WRITTEN INSTRUCTION:
Reproduce all of the data exactly, with no line skipped.

(Excerpts from a figure dataset)
__________
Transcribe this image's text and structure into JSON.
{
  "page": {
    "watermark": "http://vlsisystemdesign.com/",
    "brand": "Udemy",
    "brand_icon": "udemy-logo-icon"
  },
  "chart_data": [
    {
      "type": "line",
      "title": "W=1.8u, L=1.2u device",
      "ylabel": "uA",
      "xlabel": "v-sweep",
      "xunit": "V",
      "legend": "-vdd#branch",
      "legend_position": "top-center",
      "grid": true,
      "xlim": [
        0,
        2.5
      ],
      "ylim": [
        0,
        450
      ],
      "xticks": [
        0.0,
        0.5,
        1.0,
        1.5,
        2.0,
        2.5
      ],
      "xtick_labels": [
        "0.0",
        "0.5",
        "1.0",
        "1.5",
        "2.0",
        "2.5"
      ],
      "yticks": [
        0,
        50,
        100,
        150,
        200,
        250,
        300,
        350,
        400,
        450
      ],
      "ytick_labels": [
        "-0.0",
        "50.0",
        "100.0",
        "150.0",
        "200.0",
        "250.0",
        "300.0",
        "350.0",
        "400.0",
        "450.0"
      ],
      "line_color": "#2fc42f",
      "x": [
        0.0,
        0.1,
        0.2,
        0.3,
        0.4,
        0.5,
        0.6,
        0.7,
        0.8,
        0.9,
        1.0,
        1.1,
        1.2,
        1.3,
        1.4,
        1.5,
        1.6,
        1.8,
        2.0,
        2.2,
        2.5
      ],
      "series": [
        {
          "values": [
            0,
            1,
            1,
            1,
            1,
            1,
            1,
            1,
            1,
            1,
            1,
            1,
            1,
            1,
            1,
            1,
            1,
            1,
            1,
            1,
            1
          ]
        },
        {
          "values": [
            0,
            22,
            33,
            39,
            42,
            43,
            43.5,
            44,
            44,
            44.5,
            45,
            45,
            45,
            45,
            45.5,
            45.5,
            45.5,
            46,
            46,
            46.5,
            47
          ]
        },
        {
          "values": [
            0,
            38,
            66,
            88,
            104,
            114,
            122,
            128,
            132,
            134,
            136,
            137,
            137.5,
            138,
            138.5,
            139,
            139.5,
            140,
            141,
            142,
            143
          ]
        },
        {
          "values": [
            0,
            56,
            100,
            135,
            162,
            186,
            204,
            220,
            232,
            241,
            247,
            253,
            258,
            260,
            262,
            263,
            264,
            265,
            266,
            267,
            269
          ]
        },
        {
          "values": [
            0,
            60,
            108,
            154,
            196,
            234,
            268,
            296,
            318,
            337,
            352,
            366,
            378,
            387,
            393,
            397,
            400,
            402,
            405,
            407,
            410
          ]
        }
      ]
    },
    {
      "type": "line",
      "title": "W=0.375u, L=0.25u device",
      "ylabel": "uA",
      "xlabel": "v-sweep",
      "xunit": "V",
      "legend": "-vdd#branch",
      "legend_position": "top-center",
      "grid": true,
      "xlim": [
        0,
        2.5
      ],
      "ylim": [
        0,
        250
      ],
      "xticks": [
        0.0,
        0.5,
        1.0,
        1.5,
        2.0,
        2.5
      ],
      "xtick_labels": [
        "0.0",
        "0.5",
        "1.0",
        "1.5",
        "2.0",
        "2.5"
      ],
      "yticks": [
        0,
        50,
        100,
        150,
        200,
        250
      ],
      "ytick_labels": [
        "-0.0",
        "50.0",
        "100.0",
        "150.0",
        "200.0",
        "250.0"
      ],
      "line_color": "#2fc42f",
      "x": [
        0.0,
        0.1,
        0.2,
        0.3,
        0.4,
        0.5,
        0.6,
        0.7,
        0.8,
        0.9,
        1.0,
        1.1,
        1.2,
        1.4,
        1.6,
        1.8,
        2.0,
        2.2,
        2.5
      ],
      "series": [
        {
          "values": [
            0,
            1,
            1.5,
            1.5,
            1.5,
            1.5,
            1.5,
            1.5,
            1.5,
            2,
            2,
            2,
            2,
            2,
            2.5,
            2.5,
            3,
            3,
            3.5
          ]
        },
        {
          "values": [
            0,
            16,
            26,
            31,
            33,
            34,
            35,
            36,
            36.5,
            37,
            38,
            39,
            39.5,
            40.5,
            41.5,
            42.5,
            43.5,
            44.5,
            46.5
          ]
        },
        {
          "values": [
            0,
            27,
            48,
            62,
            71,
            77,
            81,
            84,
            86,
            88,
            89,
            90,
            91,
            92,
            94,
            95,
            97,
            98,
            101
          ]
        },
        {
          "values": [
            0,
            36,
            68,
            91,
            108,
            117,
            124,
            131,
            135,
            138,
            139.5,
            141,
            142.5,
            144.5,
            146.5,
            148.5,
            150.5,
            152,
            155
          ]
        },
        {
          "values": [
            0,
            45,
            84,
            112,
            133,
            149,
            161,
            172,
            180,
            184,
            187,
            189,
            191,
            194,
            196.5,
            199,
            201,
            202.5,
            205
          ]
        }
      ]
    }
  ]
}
__________
EXERCISE ANSWER:
Transcribe this image's text and structure into JSON.
{
  "page": {
    "watermark": "http://vlsisystemdesign.com/",
    "brand": "Udemy",
    "brand_icon": "udemy-logo-icon"
  },
  "chart_data": [
    {
      "type": "line",
      "title": "W=1.8u, L=1.2u device",
      "ylabel": "uA",
      "xlabel": "v-sweep",
      "xunit": "V",
      "legend": "-vdd#branch",
      "legend_position": "top-center",
      "grid": true,
      "xlim": [
        0,
        2.5
      ],
      "ylim": [
        0,
        450
      ],
      "xticks": [
        0.0,
        0.5,
        1.0,
        1.5,
        2.0,
        2.5
      ],
      "xtick_labels": [
        "0.0",
        "0.5",
        "1.0",
        "1.5",
        "2.0",
        "2.5"
      ],
      "yticks": [
        0,
        50,
        100,
        150,
        200,
        250,
        300,
        350,
        400,
        450
      ],
      "ytick_labels": [
        "-0.0",
        "50.0",
        "100.0",
        "150.0",
        "200.0",
        "250.0",
        "300.0",
        "350.0",
        "400.0",
        "450.0"
      ],
      "line_color": "#2fc42f",
      "x": [
        0.0,
        0.1,
        0.2,
        0.3,
        0.4,
        0.5,
        0.6,
        0.7,
        0.8,
        0.9,
        1.0,
        1.1,
        1.2,
        1.3,
        1.4,
        1.5,
        1.6,
        1.8,
        2.0,
        2.2,
        2.5
      ],
      "series": [
        {
          "values": [
            0,
            1,
            1,
            1,
            1,
            1,
            1,
            1,
            1,
            1,
            1,
            1,
            1,
            1,
            1,
            1,
            1,
            1,
            1,
            1,
            1
          ]
        },
        {
          "values": [
            0,
            22,
            33,
            39,
            42,
            43,
            43.5,
            44,
            44,
            44.5,
            45,
            45,
            45,
            45,
            45.5,
            45.5,
            45.5,
            46,
            46,
            46.5,
            47
          ]
        },
        {
          "values": [
            0,
            38,
            66,
            88,
            104,
            114,
            122,
            128,
            132,
            134,
            136,
            137,
            137.5,
            138,
            138.5,
            139,
            139.5,
            140,
            141,
            142,
            143
          ]
        },
        {
          "values": [
            0,
            56,
            100,
            135,
            162,
            186,
            204,
            220,
            232,
            241,
            247,
            253,
            258,
            260,
            262,
            263,
            264,
            265,
            266,
            267,
            269
          ]
        },
        {
          "values": [
            0,
            60,
            108,
            154,
            196,
            234,
            268,
            296,
            318,
            337,
            352,
            366,
            378,
            387,
            393,
            397,
            400,
            402,
            405,
            407,
            410
          ]
        }
      ]
    },
    {
      "type": "line",
      "title": "W=0.375u, L=0.25u device",
      "ylabel": "uA",
      "xlabel": "v-sweep",
      "xunit": "V",
      "legend": "-vdd#branch",
      "legend_position": "top-center",
      "grid": true,
      "xlim": [
        0,
        2.5
      ],
      "ylim": [
        0,
        250
      ],
      "xticks": [
        0.0,
        0.5,
        1.0,
        1.5,
        2.0,
        2.5
      ],
      "xtick_labels": [
        "0.0",
        "0.5",
        "1.0",
        "1.5",
        "2.0",
        "2.5"
      ],
      "yticks": [
        0,
        50,
        100,
        150,
        200,
        250
      ],
      "ytick_labels": [
        "-0.0",
        "50.0",
        "100.0",
        "150.0",
        "200.0",
        "250.0"
      ],
      "line_color": "#2fc42f",
      "x": [
        0.0,
        0.1,
        0.2,
        0.3,
        0.4,
        0.5,
        0.6,
        0.7,
        0.8,
        0.9,
        1.0,
        1.1,
        1.2,
        1.4,
        1.6,
        1.8,
        2.0,
        2.2,
        2.5
      ],
      "series": [
        {
          "values": [
            0,
            1,
            1.5,
            1.5,
            1.5,
            1.5,
            1.5,
            1.5,
            1.5,
            2,
            2,
            2,
            2,
            2,
            2.5,
            2.5,
            3,
            3,
            3.5
          ]
        },
        {
          "values": [
            0,
            16,
            26,
            31,
            33,
            34,
            35,
            36,
            36.5,
            37,
            38,
            39,
            39.5,
            40.5,
            41.5,
            42.5,
            43.5,
            44.5,
            46.5
          ]
        },
        {
          "values": [
            0,
            27,
            48,
            62,
            71,
            77,
            81,
            84,
            86,
            88,
            89,
            90,
            91,
            92,
            94,
            95,
            97,
            98,
            101
          ]
        },
        {
          "values": [
            0,
            36,
            68,
            91,
            108,
            117,
            124,
            131,
            135,
            138,
            139.5,
            141,
            142.5,
            144.5,
            146.5,
            148.5,
            150.5,
            152,
            155
          ]
        },
        {
          "values": [
            0,
            45,
            84,
            112,
            133,
            149,
            161,
            172,
            180,
            184,
            187,
            189,
            191,
            194,
            196.5,
            199,
            201,
            202.5,
            205
          ]
        }
      ]
    }
  ]
}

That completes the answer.